Raw data |
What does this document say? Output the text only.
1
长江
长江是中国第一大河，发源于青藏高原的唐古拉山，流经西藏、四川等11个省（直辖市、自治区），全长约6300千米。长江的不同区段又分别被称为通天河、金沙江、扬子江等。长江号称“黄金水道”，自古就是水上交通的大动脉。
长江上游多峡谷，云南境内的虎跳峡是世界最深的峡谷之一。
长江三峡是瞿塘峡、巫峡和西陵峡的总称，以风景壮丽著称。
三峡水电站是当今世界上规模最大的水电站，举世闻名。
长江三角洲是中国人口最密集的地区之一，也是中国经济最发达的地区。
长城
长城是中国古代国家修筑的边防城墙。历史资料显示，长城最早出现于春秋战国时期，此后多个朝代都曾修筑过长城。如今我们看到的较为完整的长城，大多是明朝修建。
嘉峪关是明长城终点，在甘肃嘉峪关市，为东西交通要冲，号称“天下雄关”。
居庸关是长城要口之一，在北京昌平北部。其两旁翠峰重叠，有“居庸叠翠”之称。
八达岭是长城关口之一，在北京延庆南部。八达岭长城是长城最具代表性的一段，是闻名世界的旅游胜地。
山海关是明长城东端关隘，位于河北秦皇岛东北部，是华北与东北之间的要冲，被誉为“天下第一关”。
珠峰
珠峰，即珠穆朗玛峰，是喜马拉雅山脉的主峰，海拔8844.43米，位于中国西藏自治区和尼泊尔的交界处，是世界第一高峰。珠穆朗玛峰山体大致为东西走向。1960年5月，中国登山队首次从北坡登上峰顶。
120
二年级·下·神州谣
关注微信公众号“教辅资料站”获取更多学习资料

Work instructions |
The records above need to be transcribed in full. Keep every character unchanged.

Right answer |
What does this document say? Output the text only.
1
长江
长江是中国第一大河，发源于青藏高原的唐古拉山，流经西藏、四川等11个省（直辖市、自治区），全长约6300千米。长江的不同区段又分别被称为通天河、金沙江、扬子江等。长江号称“黄金水道”，自古就是水上交通的大动脉。
长江上游多峡谷，云南境内的虎跳峡是世界最深的峡谷之一。
长江三峡是瞿塘峡、巫峡和西陵峡的总称，以风景壮丽著称。
三峡水电站是当今世界上规模最大的水电站，举世闻名。
长江三角洲是中国人口最密集的地区之一，也是中国经济最发达的地区。
长城
长城是中国古代国家修筑的边防城墙。历史资料显示，长城最早出现于春秋战国时期，此后多个朝代都曾修筑过长城。如今我们看到的较为完整的长城，大多是明朝修建。
嘉峪关是明长城终点，在甘肃嘉峪关市，为东西交通要冲，号称“天下雄关”。
居庸关是长城要口之一，在北京昌平北部。其两旁翠峰重叠，有“居庸叠翠”之称。
八达岭是长城关口之一，在北京延庆南部。八达岭长城是长城最具代表性的一段，是闻名世界的旅游胜地。
山海关是明长城东端关隘，位于河北秦皇岛东北部，是华北与东北之间的要冲，被誉为“天下第一关”。
珠峰
珠峰，即珠穆朗玛峰，是喜马拉雅山脉的主峰，海拔8844.43米，位于中国西藏自治区和尼泊尔的交界处，是世界第一高峰。珠穆朗玛峰山体大致为东西走向。1960年5月，中国登山队首次从北坡登上峰顶。
120
二年级·下·神州谣
关注微信公众号“教辅资料站”获取更多学习资料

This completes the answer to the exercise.